[TASK INSTRUCTIONS] Copy every line with the string "watermark" in it.

[Extracted records]
• • •

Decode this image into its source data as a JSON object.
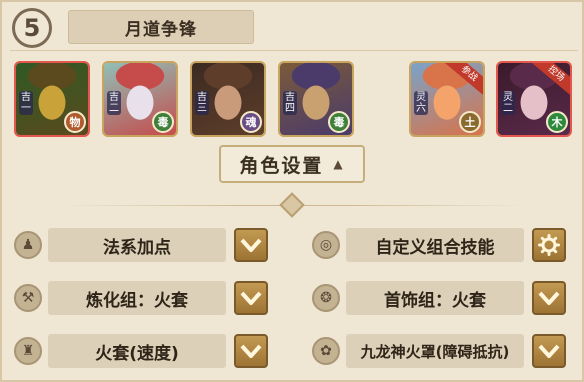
{
  "header": {
    "step_number": "5",
    "title": "月道争锋"
  },
  "heroes": [
    {
      "tag": "吉一",
      "element": "物",
      "element_color": "#b15a2e",
      "border": "red",
      "palette": [
        "#5a4a1e",
        "#c9a33a",
        "#2f5a24"
      ]
    },
    {
      "tag": "吉二",
      "element": "毒",
      "element_color": "#3f7f3a",
      "border": "gold",
      "palette": [
        "#c64b4b",
        "#e8e0ea",
        "#8fc0b7"
      ]
    },
    {
      "tag": "吉三",
      "element": "魂",
      "element_color": "#6b4d86",
      "border": "gold",
      "palette": [
        "#5e3e2a",
        "#c99b7a",
        "#3b2a22"
      ]
    },
    {
      "tag": "吉四",
      "element": "毒",
      "element_color": "#3f7f3a",
      "border": "gold",
      "palette": [
        "#4a3b6b",
        "#c9a070",
        "#7a5a3a"
      ]
    },
    {
      "tag": "灵六",
      "element": "土",
      "element_color": "#8a6a2e",
      "border": "gold",
      "corner": "参战",
      "palette": [
        "#d8734a",
        "#f4a36b",
        "#7aa3c9"
      ]
    },
    {
      "tag": "灵二",
      "element": "木",
      "element_color": "#2e8a3a",
      "border": "red",
      "corner": "控场",
      "palette": [
        "#5a2a4a",
        "#e6c0c8",
        "#3a1a2a"
      ]
    }
  ],
  "role_settings": {
    "label": "角色设置",
    "arrow": "▲"
  },
  "options_left": [
    {
      "icon": "attribute-icon",
      "icon_glyph": "♟",
      "label": "法系加点"
    },
    {
      "icon": "hammer-icon",
      "icon_glyph": "⚒",
      "label": "炼化组：火套"
    },
    {
      "icon": "armor-icon",
      "icon_glyph": "♜",
      "label": "火套(速度)"
    }
  ],
  "options_right": [
    {
      "icon": "swirl-icon",
      "icon_glyph": "◎",
      "label": "自定义组合技能",
      "button": "gear-icon"
    },
    {
      "icon": "jewelry-icon",
      "icon_glyph": "❂",
      "label": "首饰组：火套",
      "button": "chevron-down-icon"
    },
    {
      "icon": "lotus-icon",
      "icon_glyph": "✿",
      "label": "九龙神火罩(障碍抵抗)",
      "button": "chevron-down-icon"
    }
  ]
}
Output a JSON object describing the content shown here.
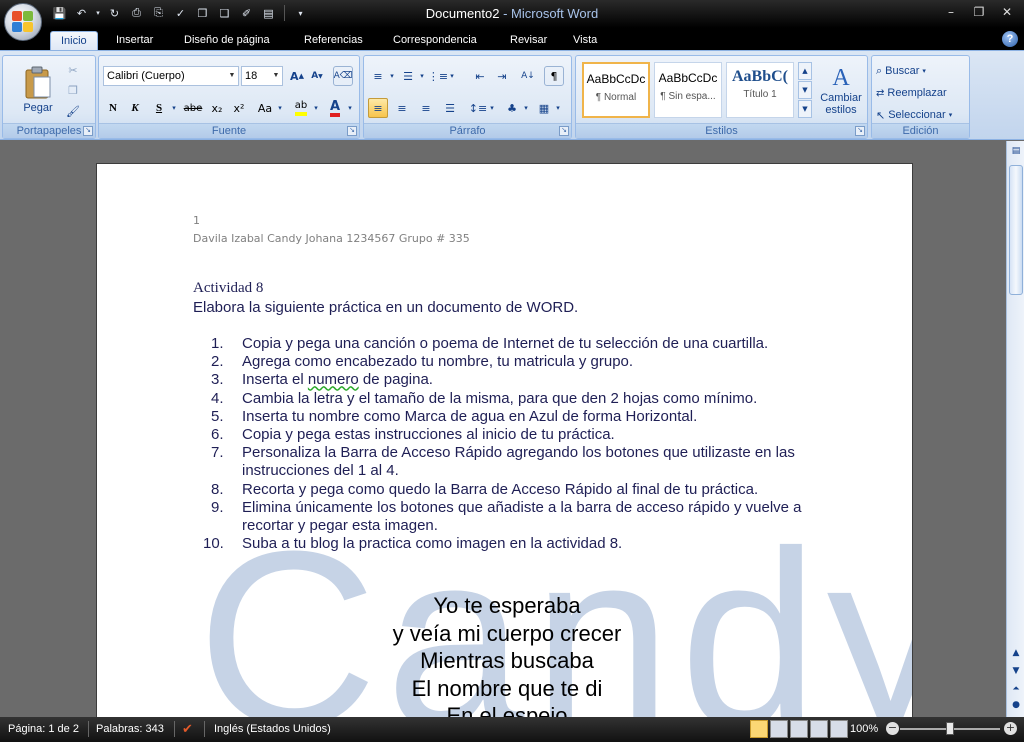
{
  "window": {
    "title_doc": "Documento2",
    "title_sep": " - ",
    "title_app": "Microsoft Word"
  },
  "tabs": [
    "Inicio",
    "Insertar",
    "Diseño de página",
    "Referencias",
    "Correspondencia",
    "Revisar",
    "Vista"
  ],
  "ribbon": {
    "clipboard": {
      "paste_label": "Pegar",
      "group_label": "Portapapeles"
    },
    "font": {
      "font_name": "Calibri (Cuerpo)",
      "font_size": "18",
      "bold": "N",
      "italic": "K",
      "underline": "S",
      "strike": "abe",
      "subscript": "x₂",
      "superscript": "x²",
      "case": "Aa",
      "group_label": "Fuente"
    },
    "paragraph": {
      "group_label": "Párrafo"
    },
    "styles": {
      "items": [
        {
          "sample": "AaBbCcDc",
          "name": "¶ Normal"
        },
        {
          "sample": "AaBbCcDc",
          "name": "¶ Sin espa..."
        },
        {
          "sample": "AaBbC(",
          "name": "Título 1"
        }
      ],
      "change_label_1": "Cambiar",
      "change_label_2": "estilos",
      "group_label": "Estilos"
    },
    "editing": {
      "find": "Buscar",
      "replace": "Reemplazar",
      "select": "Seleccionar",
      "group_label": "Edición"
    }
  },
  "document": {
    "header_page_number": "1",
    "header_line": "Davila Izabal Candy Johana 1234567   Grupo # 335",
    "activity_title": "Actividad 8",
    "activity_subtitle": "Elabora la siguiente práctica en un documento  de WORD.",
    "instructions": [
      {
        "num": "1.",
        "text": "Copia y pega una canción o poema de Internet de tu selección de una cuartilla."
      },
      {
        "num": "2.",
        "text": "Agrega como encabezado tu nombre, tu matricula y grupo."
      },
      {
        "num": "3.",
        "pre": "Inserta el ",
        "wavy": "numero",
        "post": " de pagina."
      },
      {
        "num": "4.",
        "text": "Cambia la letra y el tamaño de la misma, para que den 2 hojas como mínimo."
      },
      {
        "num": "5.",
        "text": "Inserta tu nombre como Marca de agua en Azul de forma Horizontal."
      },
      {
        "num": "6.",
        "text": "Copia y pega estas instrucciones  al inicio de tu práctica."
      },
      {
        "num": "7.",
        "text": "Personaliza la Barra de Acceso Rápido agregando los botones que utilizaste en las instrucciones del 1 al 4."
      },
      {
        "num": "8.",
        "text": "Recorta y pega como quedo la Barra de Acceso Rápido al final de tu práctica."
      },
      {
        "num": "9.",
        "text": "Elimina únicamente los botones que añadiste a la barra de acceso rápido y vuelve a recortar  y pegar esta imagen."
      },
      {
        "num": "10.",
        "text": "Suba a tu blog la practica como imagen en la actividad 8."
      }
    ],
    "poem_lines": [
      "Yo te esperaba",
      "y veía mi cuerpo crecer",
      "Mientras buscaba",
      "El nombre que te di",
      "En el espejo"
    ],
    "watermark": "Candy"
  },
  "status": {
    "page": "Página: 1 de 2",
    "words": "Palabras: 343",
    "language": "Inglés (Estados Unidos)",
    "zoom": "100%"
  },
  "colors": {
    "ribbon_bg": "#c8d9ef",
    "watermark": "#c6d3e6",
    "text_blue": "#15428b",
    "status_bg": "#1a1a1a"
  }
}
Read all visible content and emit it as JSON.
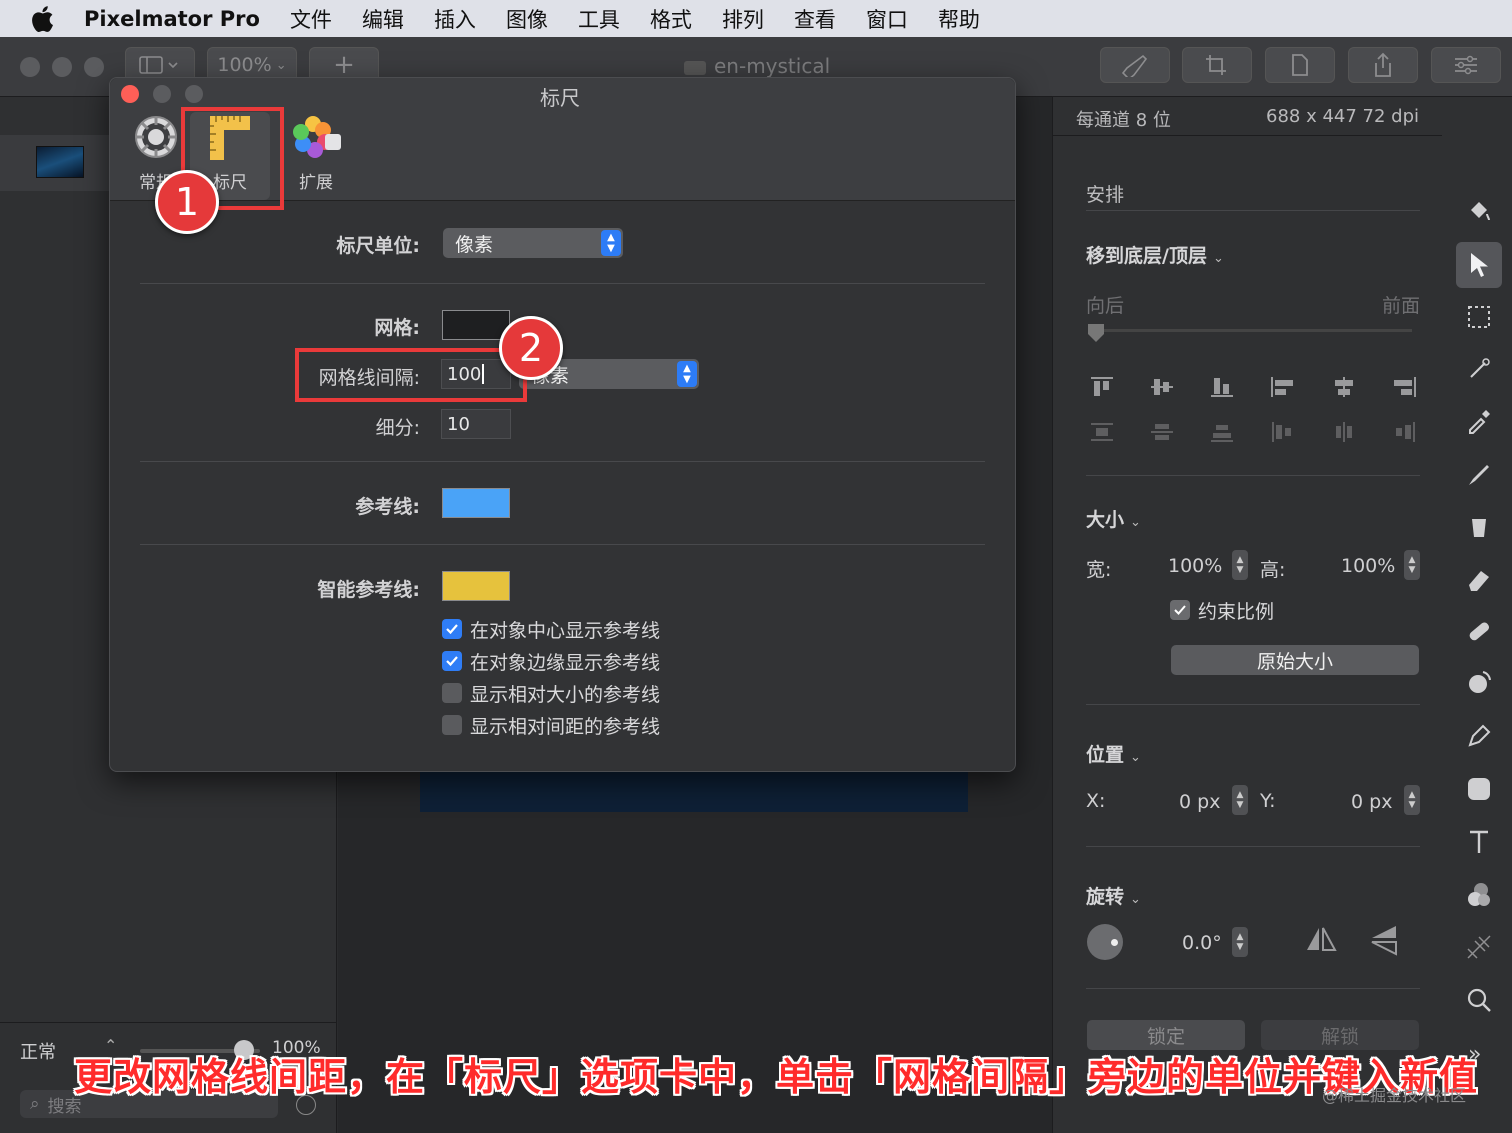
{
  "menubar": {
    "app_name": "Pixelmator Pro",
    "items": [
      "文件",
      "编辑",
      "插入",
      "图像",
      "工具",
      "格式",
      "排列",
      "查看",
      "窗口",
      "帮助"
    ]
  },
  "window": {
    "doc_title": "en-mystical",
    "zoom": "100%"
  },
  "dialog": {
    "title": "标尺",
    "tabs": [
      {
        "label": "常规",
        "icon": "gear-icon"
      },
      {
        "label": "标尺",
        "icon": "ruler-icon"
      },
      {
        "label": "扩展",
        "icon": "photos-extension-icon"
      }
    ],
    "ruler_units_label": "标尺单位:",
    "ruler_units_value": "像素",
    "grid_label": "网格:",
    "grid_color": "#1e1f21",
    "grid_spacing_label": "网格线间隔:",
    "grid_spacing_value": "100",
    "grid_spacing_unit": "像素",
    "subdivisions_label": "细分:",
    "subdivisions_value": "10",
    "guides_label": "参考线:",
    "guides_color": "#4aa3f7",
    "smart_guides_label": "智能参考线:",
    "smart_guides_color": "#e6c23d",
    "checkboxes": [
      {
        "label": "在对象中心显示参考线",
        "checked": true
      },
      {
        "label": "在对象边缘显示参考线",
        "checked": true
      },
      {
        "label": "显示相对大小的参考线",
        "checked": false
      },
      {
        "label": "显示相对间距的参考线",
        "checked": false
      }
    ]
  },
  "inspector": {
    "bit_depth": "每通道 8 位",
    "dimensions": "688 x 447 72 dpi",
    "arrange_title": "安排",
    "move_menu": "移到底层/顶层",
    "back_label": "向后",
    "front_label": "前面",
    "size_title": "大小",
    "width_label": "宽:",
    "width_value": "100%",
    "height_label": "高:",
    "height_value": "100%",
    "constrain_label": "约束比例",
    "original_size_button": "原始大小",
    "position_title": "位置",
    "x_label": "X:",
    "x_value": "0 px",
    "y_label": "Y:",
    "y_value": "0 px",
    "rotate_title": "旋转",
    "rotate_value": "0.0°",
    "lock_button": "锁定",
    "unlock_button": "解锁"
  },
  "sidebar": {
    "blend_mode": "正常",
    "opacity": "100%",
    "search_placeholder": "搜索"
  },
  "annotations": {
    "badge_1": "1",
    "badge_2": "2",
    "caption": "更改网格线间距，在「标尺」选项卡中，单击「网格间隔」旁边的单位并键入新值",
    "watermark": "@稀土掘金技术社区"
  }
}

• • •

[IN RESPONSE]
    "watermark": "Candy"
    "watermark": "#c6d3e6",
    "watermark": "@稀土掘金技术社区"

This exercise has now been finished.